GIVEN TEXT ::
—————
During the 5? years of World War II there was little published information about the earlier stages of combat neuroses, though there was no lack of articles describing these disorders, weeks, and even months, after their initial appearance. Since the maximum benefit from therapy is to be expected in the early stages, a real need existed for accurate and detailed descriptions, not only of the initial reactions of the patient, but also of the circumstances associated with the development and early treatment of these disorders.

Ideally the contrast between the earlier and later stages would be demonstrated by following a single patient from his first appearance in combat, through the development of his neurotic reaction, and then through the psychiatric treatment given him in various echelons from battalion aid station to base section psychiatric hospital. In practice, it was necessary instead to describe typical reactions as they appeared in men treated in the several echelons. In the course of this account it was possible as well to describe the integrated functions of the psychiatric services of a field army during combat.
—————
Page layout parsing data ::

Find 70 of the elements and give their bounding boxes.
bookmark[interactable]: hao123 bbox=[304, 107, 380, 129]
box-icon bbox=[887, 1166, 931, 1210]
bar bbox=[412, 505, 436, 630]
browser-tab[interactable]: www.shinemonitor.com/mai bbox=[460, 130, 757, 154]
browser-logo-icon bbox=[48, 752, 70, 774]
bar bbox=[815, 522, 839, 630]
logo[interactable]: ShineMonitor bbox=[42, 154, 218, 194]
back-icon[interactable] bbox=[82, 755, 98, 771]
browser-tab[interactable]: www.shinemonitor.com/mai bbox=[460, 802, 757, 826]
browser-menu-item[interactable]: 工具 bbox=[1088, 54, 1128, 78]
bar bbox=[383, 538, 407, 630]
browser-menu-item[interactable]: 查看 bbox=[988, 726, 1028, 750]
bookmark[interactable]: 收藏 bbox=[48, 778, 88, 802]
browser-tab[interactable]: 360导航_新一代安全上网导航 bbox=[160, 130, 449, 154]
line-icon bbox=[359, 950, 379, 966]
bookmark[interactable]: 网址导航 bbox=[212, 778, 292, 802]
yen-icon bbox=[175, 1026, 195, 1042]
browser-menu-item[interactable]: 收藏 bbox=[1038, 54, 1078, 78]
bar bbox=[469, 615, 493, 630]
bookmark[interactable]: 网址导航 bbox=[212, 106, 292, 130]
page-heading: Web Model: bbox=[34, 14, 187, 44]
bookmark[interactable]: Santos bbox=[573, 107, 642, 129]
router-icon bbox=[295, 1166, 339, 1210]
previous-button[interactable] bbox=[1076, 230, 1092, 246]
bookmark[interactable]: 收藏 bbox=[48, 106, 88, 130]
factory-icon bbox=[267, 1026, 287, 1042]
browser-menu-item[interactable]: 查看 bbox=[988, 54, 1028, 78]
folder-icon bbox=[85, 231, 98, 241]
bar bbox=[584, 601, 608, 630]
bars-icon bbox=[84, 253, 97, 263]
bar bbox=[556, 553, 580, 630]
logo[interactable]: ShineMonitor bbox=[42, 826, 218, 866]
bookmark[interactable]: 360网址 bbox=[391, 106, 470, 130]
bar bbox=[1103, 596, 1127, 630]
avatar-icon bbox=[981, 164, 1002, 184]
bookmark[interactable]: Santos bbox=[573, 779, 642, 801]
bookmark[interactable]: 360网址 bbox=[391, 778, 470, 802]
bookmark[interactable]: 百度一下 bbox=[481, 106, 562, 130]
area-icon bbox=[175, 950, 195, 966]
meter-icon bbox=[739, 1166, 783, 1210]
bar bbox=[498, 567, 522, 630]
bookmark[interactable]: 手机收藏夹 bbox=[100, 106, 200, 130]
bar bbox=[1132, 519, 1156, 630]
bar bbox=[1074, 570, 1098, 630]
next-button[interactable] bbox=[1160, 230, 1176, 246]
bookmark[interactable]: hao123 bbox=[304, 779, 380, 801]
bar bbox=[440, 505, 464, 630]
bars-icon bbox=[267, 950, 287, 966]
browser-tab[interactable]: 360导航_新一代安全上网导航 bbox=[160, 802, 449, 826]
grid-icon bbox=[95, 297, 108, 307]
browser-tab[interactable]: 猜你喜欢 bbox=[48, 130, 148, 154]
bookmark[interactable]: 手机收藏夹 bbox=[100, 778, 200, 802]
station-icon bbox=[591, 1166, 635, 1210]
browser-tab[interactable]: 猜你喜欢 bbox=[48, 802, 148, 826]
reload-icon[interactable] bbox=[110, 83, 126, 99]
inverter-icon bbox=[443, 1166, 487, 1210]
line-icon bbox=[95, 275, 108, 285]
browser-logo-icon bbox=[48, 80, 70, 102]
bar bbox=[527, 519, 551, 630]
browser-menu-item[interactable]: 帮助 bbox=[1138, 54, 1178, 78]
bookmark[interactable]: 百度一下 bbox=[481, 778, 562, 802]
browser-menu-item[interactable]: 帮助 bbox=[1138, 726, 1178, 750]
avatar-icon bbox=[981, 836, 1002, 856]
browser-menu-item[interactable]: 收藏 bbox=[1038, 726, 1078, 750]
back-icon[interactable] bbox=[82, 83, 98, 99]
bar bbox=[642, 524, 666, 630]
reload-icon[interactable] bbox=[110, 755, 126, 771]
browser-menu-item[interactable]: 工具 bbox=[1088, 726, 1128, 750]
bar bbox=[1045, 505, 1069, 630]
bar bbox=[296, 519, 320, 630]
—————
PROMPT :: According to the text on combat neuroses, what steps would ideally be followed for a single patient? List them in order.

EXERCISE RESULT ::
1. His first appearance in combat
2. The development of his neurotic reaction
3. The psychiatric treatment given him in various echelons, from battalion aid station to base section psychiatric hospital